Identification Number/DOI: doi:10.1186/1471-2121-9-65

Background
Cells use filopodia to explore their environment and to form new adhesion contacts for motility and spreading. The Arp2/3 complex has been implicated in lamellipodial actin assembly as a major nucleator of new actin filaments in branched networks. The interplay between filopodial and lamellipodial protrusions is an area of much interest as it is thought to be a key determinant of how cells make motility choices.

Results
We find that Arp2/3 complex localises to dynamic puncta in filopodia as well as lamellipodia of spreading cells. Arp2/3 complex spots do not appear to depend on local adhesion or on microtubules for their localisation but their inclusion in filopodia or lamellipodia depends on the activity of the small GTPase Rac1. Arp2/3 complex spots in filopodia are capable of incorporating monomeric actin, suggesting the presence of available filament barbed ends for polymerisation. Arp2/3 complex in filopodia co-localises with lamellipodial proteins such as capping protein and cortactin. The dynamics of Arp2/3 complex puncta suggests that they are moving bi-directionally along the length of filopodia and that they may be regions of lamellipodial activity within the filopodia.

REQUIRED ACTION A:
List each protein or protein complex named in the abstract above.
REQUIRED ACTION B:
Please answer these questions from the abstract, one answer per line:
(i) According to the Background section, what do cells use filopodia for?
(ii) On what does the inclusion of Arp2/3 complex spots in filopodia or lamellipodia depend?
(iii) In what direction do the Arp2/3 complex puncta appear to be moving along filopodia?

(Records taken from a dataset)
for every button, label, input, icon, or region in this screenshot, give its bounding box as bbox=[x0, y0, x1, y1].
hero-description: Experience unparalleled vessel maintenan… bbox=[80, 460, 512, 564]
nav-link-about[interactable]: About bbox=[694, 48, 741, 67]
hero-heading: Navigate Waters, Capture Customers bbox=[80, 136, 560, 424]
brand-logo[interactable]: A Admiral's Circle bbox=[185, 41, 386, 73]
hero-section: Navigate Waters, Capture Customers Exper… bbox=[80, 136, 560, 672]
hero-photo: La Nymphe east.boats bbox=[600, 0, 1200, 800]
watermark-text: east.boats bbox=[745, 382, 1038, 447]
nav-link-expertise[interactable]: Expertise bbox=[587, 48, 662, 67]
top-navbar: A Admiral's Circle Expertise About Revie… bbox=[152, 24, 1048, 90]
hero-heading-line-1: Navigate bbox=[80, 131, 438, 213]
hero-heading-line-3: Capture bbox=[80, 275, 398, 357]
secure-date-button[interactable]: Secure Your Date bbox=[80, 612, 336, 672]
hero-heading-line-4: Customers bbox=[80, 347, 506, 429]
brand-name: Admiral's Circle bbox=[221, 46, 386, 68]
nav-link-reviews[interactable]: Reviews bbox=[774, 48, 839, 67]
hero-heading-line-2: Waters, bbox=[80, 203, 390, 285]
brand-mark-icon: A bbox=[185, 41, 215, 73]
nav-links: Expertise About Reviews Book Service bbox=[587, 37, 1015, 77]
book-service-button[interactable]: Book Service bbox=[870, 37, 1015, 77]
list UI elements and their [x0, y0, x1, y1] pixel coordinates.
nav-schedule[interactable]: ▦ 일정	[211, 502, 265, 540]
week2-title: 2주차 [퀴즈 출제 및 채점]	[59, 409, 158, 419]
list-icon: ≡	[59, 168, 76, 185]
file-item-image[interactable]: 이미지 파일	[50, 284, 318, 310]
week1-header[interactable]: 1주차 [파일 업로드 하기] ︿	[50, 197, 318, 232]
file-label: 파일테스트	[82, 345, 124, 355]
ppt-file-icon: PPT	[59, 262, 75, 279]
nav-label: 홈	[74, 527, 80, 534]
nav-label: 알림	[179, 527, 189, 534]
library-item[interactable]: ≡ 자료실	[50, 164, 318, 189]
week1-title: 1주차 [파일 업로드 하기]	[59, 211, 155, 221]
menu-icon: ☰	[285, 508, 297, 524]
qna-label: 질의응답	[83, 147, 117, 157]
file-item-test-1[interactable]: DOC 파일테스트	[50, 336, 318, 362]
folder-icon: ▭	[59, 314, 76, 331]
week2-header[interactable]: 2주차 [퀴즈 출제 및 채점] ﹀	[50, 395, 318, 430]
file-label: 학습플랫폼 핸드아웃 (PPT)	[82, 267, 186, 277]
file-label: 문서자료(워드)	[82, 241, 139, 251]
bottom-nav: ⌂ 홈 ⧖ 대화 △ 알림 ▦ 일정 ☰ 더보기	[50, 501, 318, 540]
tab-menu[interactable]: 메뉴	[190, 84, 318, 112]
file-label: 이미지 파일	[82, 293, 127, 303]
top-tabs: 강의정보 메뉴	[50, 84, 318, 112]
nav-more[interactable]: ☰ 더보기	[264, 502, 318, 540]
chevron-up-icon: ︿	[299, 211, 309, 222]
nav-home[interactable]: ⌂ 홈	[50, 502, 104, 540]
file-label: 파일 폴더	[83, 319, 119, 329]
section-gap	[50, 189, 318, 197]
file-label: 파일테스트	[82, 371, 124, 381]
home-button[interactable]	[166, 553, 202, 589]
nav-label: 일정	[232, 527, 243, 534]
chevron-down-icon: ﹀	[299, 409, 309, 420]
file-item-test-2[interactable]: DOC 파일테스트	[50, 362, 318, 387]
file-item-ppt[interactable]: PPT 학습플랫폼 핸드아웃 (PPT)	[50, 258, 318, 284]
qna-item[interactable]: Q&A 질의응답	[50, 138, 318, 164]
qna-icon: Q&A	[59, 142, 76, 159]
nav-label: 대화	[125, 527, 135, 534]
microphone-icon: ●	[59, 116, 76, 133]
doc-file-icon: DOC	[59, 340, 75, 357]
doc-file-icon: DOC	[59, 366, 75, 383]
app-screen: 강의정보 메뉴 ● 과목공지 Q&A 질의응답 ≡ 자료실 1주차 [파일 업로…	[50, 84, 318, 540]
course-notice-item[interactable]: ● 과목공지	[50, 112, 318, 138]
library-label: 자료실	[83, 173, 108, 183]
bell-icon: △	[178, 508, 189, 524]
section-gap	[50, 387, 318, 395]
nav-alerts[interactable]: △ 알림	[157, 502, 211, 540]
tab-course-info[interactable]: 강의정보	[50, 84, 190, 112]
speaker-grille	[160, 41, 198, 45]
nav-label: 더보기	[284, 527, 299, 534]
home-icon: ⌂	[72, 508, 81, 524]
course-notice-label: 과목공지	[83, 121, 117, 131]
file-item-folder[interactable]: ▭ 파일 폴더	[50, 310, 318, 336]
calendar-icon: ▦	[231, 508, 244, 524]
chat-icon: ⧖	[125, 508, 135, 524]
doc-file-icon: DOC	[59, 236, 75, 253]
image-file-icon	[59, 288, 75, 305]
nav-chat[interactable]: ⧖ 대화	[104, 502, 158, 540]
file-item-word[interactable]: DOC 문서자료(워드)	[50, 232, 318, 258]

WRITTEN RESPONSE A:
Arp2/3 complex
actin
Rac1
capping protein
cortactin

WRITTEN RESPONSE B:
(i) To explore their environment and to form new adhesion contacts for motility and spreading.
(ii) The activity of the small GTPase Rac1.
(iii) Bi-directionally along the length of the filopodia.